::: EXCERPTED DATA :::

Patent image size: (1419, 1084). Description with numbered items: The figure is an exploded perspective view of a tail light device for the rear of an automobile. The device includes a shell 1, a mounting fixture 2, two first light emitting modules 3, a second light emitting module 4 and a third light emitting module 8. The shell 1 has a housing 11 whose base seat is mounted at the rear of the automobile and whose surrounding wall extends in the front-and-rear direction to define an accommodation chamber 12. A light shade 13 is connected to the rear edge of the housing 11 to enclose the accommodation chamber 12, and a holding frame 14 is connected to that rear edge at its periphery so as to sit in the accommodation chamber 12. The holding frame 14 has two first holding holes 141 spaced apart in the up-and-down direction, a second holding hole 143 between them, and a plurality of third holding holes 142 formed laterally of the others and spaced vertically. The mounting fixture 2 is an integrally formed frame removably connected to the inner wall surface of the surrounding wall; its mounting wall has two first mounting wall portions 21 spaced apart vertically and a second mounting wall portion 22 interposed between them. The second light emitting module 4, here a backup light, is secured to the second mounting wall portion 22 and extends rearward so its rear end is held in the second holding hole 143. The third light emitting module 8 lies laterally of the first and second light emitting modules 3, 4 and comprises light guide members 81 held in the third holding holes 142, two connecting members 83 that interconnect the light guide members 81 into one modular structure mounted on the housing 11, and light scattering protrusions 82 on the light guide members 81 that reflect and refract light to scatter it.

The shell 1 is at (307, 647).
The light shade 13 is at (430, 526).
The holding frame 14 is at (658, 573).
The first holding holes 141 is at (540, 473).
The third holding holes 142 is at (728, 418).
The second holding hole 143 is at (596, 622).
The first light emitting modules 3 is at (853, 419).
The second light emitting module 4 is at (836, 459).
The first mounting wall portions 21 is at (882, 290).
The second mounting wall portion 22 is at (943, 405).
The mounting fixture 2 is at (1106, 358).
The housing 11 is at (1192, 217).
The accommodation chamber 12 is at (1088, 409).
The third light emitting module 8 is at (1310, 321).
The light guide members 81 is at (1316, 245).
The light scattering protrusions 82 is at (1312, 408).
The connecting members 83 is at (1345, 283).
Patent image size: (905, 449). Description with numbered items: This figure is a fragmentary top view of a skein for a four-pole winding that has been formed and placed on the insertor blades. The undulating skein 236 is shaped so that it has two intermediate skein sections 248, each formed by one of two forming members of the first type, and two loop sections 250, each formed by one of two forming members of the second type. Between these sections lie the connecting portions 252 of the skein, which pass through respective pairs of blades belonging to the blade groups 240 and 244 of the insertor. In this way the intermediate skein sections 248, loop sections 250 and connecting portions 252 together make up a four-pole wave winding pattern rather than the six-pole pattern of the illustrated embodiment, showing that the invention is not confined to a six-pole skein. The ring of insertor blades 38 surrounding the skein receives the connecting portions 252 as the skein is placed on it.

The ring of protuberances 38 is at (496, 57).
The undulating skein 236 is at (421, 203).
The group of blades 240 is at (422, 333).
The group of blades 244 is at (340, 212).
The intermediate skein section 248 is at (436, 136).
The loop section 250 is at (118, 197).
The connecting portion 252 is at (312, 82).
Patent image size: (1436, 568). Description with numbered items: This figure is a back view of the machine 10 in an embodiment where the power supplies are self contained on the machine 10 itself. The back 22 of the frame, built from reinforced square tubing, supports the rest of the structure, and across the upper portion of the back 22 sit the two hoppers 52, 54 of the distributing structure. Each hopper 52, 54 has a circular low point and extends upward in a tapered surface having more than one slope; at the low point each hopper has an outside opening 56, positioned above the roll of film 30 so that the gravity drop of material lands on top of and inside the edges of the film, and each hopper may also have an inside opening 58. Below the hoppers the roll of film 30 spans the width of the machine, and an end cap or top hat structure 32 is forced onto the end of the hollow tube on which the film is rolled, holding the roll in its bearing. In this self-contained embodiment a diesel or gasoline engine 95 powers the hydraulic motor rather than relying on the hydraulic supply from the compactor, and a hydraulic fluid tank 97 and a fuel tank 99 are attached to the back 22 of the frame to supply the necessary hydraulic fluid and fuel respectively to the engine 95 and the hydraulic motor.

:::

[GIVEN EXERCISE] Can you turn every line of the entries above into a JSON list of strings, one string per line, with blank lines left out?

[REPLY TO THE EXERCISE]
[
  "Patent image size: (1419, 1084). Description with numbered items: The figure is an exploded perspective view of a tail light device for the rear of an automobile. The device includes a shell 1, a mounting fixture 2, two first light emitting modules 3, a second light emitting module 4 and a third light emitting module 8. The shell 1 has a housing 11 whose base seat is mounted at the rear of the automobile and whose surrounding wall extends in the front-and-rear direction to define an accommodation chamber 12. A light shade 13 is connected to the rear edge of the housing 11 to enclose the accommodation chamber 12, and a holding frame 14 is connected to that rear edge at its periphery so as to sit in the accommodation chamber 12. The holding frame 14 has two first holding holes 141 spaced apart in the up-and-down direction, a second holding hole 143 between them, and a plurality of third holding holes 142 formed laterally of the others and spaced vertically. The mounting fixture 2 is an integrally formed frame removably connected to the inner wall surface of the surrounding wall; its mounting wall has two first mounting wall portions 21 spaced apart vertically and a second mounting wall portion 22 interposed between them. The second light emitting module 4, here a backup light, is secured to the second mounting wall portion 22 and extends rearward so its rear end is held in the second holding hole 143. The third light emitting module 8 lies laterally of the first and second light emitting modules 3, 4 and comprises light guide members 81 held in the third holding holes 142, two connecting members 83 that interconnect the light guide members 81 into one modular structure mounted on the housing 11, and light scattering protrusions 82 on the light guide members 81 that reflect and refract light to scatter it.",
  "The shell 1 is at (307, 647).",
  "The light shade 13 is at (430, 526).",
  "The holding frame 14 is at (658, 573).",
  "The first holding holes 141 is at (540, 473).",
  "The third holding holes 142 is at (728, 418).",
  "The second holding hole 143 is at (596, 622).",
  "The first light emitting modules 3 is at (853, 419).",
  "The second light emitting module 4 is at (836, 459).",
  "The first mounting wall portions 21 is at (882, 290).",
  "The second mounting wall portion 22 is at (943, 405).",
  "The mounting fixture 2 is at (1106, 358).",
  "The housing 11 is at (1192, 217).",
  "The accommodation chamber 12 is at (1088, 409).",
  "The third light emitting module 8 is at (1310, 321).",
  "The light guide members 81 is at (1316, 245).",
  "The light scattering protrusions 82 is at (1312, 408).",
  "The connecting members 83 is at (1345, 283).",
  "Patent image size: (905, 449). Description with numbered items: This figure is a fragmentary top view of a skein for a four-pole winding that has been formed and placed on the insertor blades. The undulating skein 236 is shaped so that it has two intermediate skein sections 248, each formed by one of two forming members of the first type, and two loop sections 250, each formed by one of two forming members of the second type. Between these sections lie the connecting portions 252 of the skein, which pass through respective pairs of blades belonging to the blade groups 240 and 244 of the insertor. In this way the intermediate skein sections 248, loop sections 250 and connecting portions 252 together make up a four-pole wave winding pattern rather than the six-pole pattern of the illustrated embodiment, showing that the invention is not confined to a six-pole skein. The ring of insertor blades 38 surrounding the skein receives the connecting portions 252 as the skein is placed on it.",
  "The ring of protuberances 38 is at (496, 57).",
  "The undulating skein 236 is at (421, 203).",
  "The group of blades 240 is at (422, 333).",
  "The group of blades 244 is at (340, 212).",
  "The intermediate skein section 248 is at (436, 136).",
  "The loop section 250 is at (118, 197).",
  "The connecting portion 252 is at (312, 82).",
  "Patent image size: (1436, 568). Description with numbered items: This figure is a back view of the machine 10 in an embodiment where the power supplies are self contained on the machine 10 itself. The back 22 of the frame, built from reinforced square tubing, supports the rest of the structure, and across the upper portion of the back 22 sit the two hoppers 52, 54 of the distributing structure. Each hopper 52, 54 has a circular low point and extends upward in a tapered surface having more than one slope; at the low point each hopper has an outside opening 56, positioned above the roll of film 30 so that the gravity drop of material lands on top of and inside the edges of the film, and each hopper may also have an inside opening 58. Below the hoppers the roll of film 30 spans the width of the machine, and an end cap or top hat structure 32 is forced onto the end of the hollow tube on which the film is rolled, holding the roll in its bearing. In this self-contained embodiment a diesel or gasoline engine 95 powers the hydraulic motor rather than relying on the hydraulic supply from the compactor, and a hydraulic fluid tank 97 and a fuel tank 99 are attached to the back 22 of the frame to supply the necessary hydraulic fluid and fuel respectively to the engine 95 and the hydraulic motor."
]